Records from a data collection:
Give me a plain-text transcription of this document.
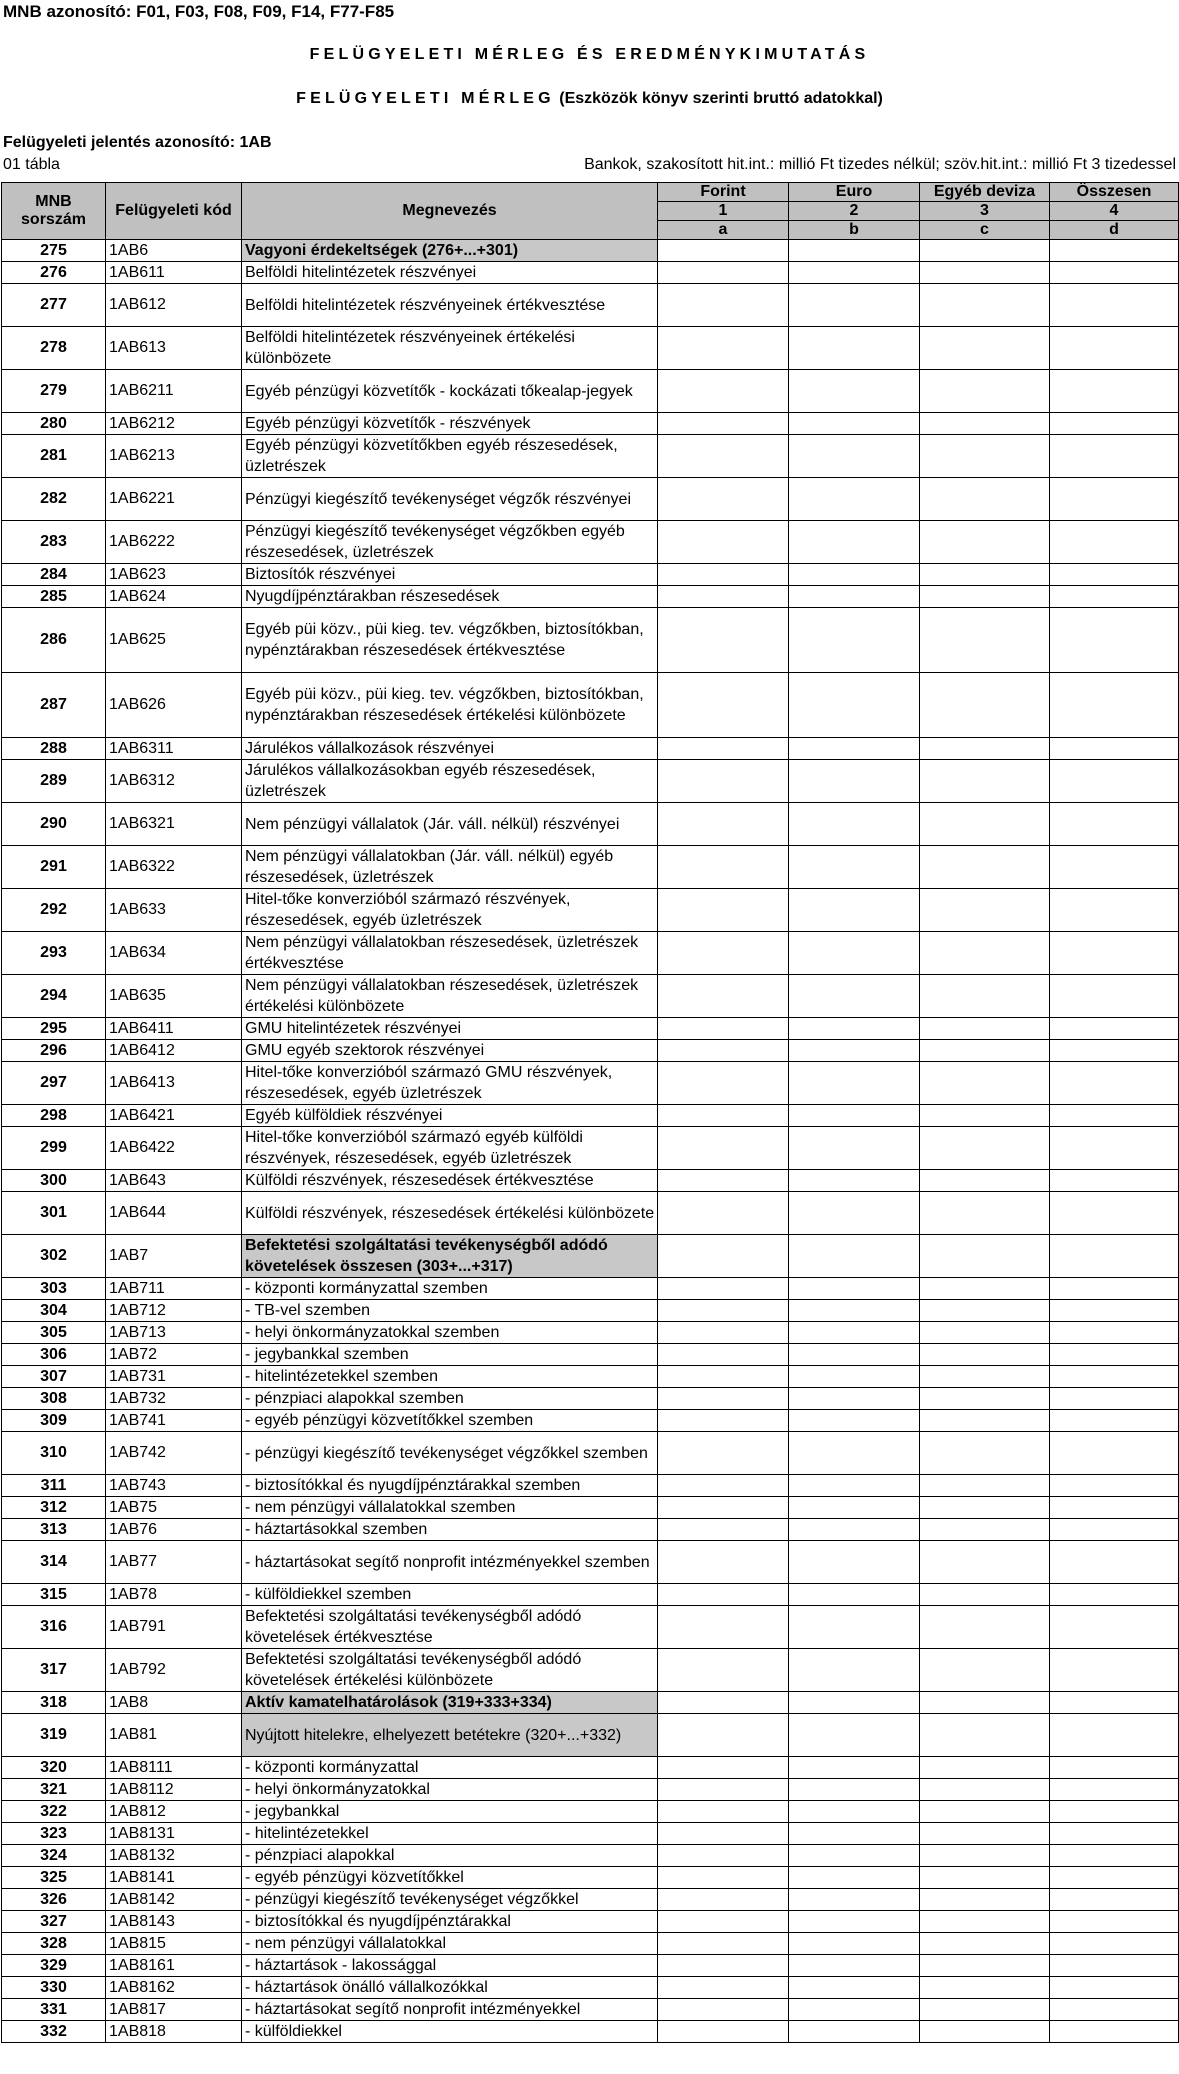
MNB azonosító: F01, F03, F08, F09, F14, F77-F85
FELÜGYELETI MÉRLEG ÉS EREDMÉNYKIMUTATÁS
FELÜGYELETI MÉRLEG (Eszközök könyv szerinti bruttó adatokkal)
Felügyeleti jelentés azonosító: 1AB
01 tábla	Bankok, szakosított hit.int.: millió Ft tizedes nélkül; szöv.hit.int.: millió Ft 3 tizedessel
MNB sorszám	Felügyeleti kód	Megnevezés	Forint	Euro	Egyéb deviza	Összesen
			1	2	3	4
			a	b	c	d
275	1AB6	Vagyoni érdekeltségek (276+...+301)				
276	1AB611	Belföldi hitelintézetek részvényei				
277	1AB612	Belföldi hitelintézetek részvényeinek értékvesztése				
278	1AB613	Belföldi hitelintézetek részvényeinek értékelési különbözete				
279	1AB6211	Egyéb pénzügyi közvetítők - kockázati tőkealap-jegyek				
280	1AB6212	Egyéb pénzügyi közvetítők - részvények				
281	1AB6213	Egyéb pénzügyi közvetítőkben egyéb részesedések, üzletrészek				
282	1AB6221	Pénzügyi kiegészítő tevékenységet végzők részvényei				
283	1AB6222	Pénzügyi kiegészítő tevékenységet végzőkben egyéb részesedések, üzletrészek				
284	1AB623	Biztosítók részvényei				
285	1AB624	Nyugdíjpénztárakban részesedések				
286	1AB625	Egyéb püi közv., püi kieg. tev. végzőkben, biztosítókban, nypénztárakban részesedések értékvesztése				
287	1AB626	Egyéb püi közv., püi kieg. tev. végzőkben, biztosítókban, nypénztárakban részesedések értékelési különbözete				
288	1AB6311	Járulékos vállalkozások részvényei				
289	1AB6312	Járulékos vállalkozásokban egyéb részesedések, üzletrészek				
290	1AB6321	Nem pénzügyi vállalatok (Jár. váll. nélkül) részvényei				
291	1AB6322	Nem pénzügyi vállalatokban (Jár. váll. nélkül) egyéb részesedések, üzletrészek				
292	1AB633	Hitel-tőke konverzióból származó részvények, részesedések, egyéb üzletrészek				
293	1AB634	Nem pénzügyi vállalatokban részesedések, üzletrészek értékvesztése				
294	1AB635	Nem pénzügyi vállalatokban részesedések, üzletrészek értékelési különbözete				
295	1AB6411	GMU hitelintézetek részvényei				
296	1AB6412	GMU egyéb szektorok részvényei				
297	1AB6413	Hitel-tőke konverzióból származó GMU részvények, részesedések, egyéb üzletrészek				
298	1AB6421	Egyéb külföldiek részvényei				
299	1AB6422	Hitel-tőke konverzióból származó egyéb külföldi részvények, részesedések, egyéb üzletrészek				
300	1AB643	Külföldi részvények, részesedések értékvesztése				
301	1AB644	Külföldi részvények, részesedések értékelési különbözete				
302	1AB7	Befektetési szolgáltatási tevékenységből adódó követelések összesen (303+...+317)				
303	1AB711	- központi kormányzattal szemben				
304	1AB712	- TB-vel szemben				
305	1AB713	- helyi önkormányzatokkal szemben				
306	1AB72	- jegybankkal szemben				
307	1AB731	- hitelintézetekkel szemben				
308	1AB732	- pénzpiaci alapokkal szemben				
309	1AB741	- egyéb pénzügyi közvetítőkkel szemben				
310	1AB742	- pénzügyi kiegészítő tevékenységet végzőkkel szemben				
311	1AB743	- biztosítókkal és nyugdíjpénztárakkal szemben				
312	1AB75	- nem pénzügyi vállalatokkal szemben				
313	1AB76	- háztartásokkal szemben				
314	1AB77	- háztartásokat segítő nonprofit intézményekkel szemben				
315	1AB78	- külföldiekkel szemben				
316	1AB791	Befektetési szolgáltatási tevékenységből adódó követelések értékvesztése				
317	1AB792	Befektetési szolgáltatási tevékenységből adódó követelések értékelési különbözete				
318	1AB8	Aktív kamatelhatárolások (319+333+334)				
319	1AB81	Nyújtott hitelekre, elhelyezett betétekre (320+...+332)				
320	1AB8111	- központi kormányzattal				
321	1AB8112	- helyi önkormányzatokkal				
322	1AB812	- jegybankkal				
323	1AB8131	- hitelintézetekkel				
324	1AB8132	- pénzpiaci alapokkal				
325	1AB8141	- egyéb pénzügyi közvetítőkkel				
326	1AB8142	- pénzügyi kiegészítő tevékenységet végzőkkel				
327	1AB8143	- biztosítókkal és nyugdíjpénztárakkal				
328	1AB815	- nem pénzügyi vállalatokkal				
329	1AB8161	- háztartások - lakossággal				
330	1AB8162	- háztartások önálló vállalkozókkal				
331	1AB817	- háztartásokat segítő nonprofit intézményekkel				
332	1AB818	- külföldiekkel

**DIRECTION**
Take each line of the material that contains the word "helyi" and list it.

**IN RESPONSE**
305	1AB713	- helyi önkormányzatokkal szemben				
321	1AB8112	- helyi önkormányzatokkal				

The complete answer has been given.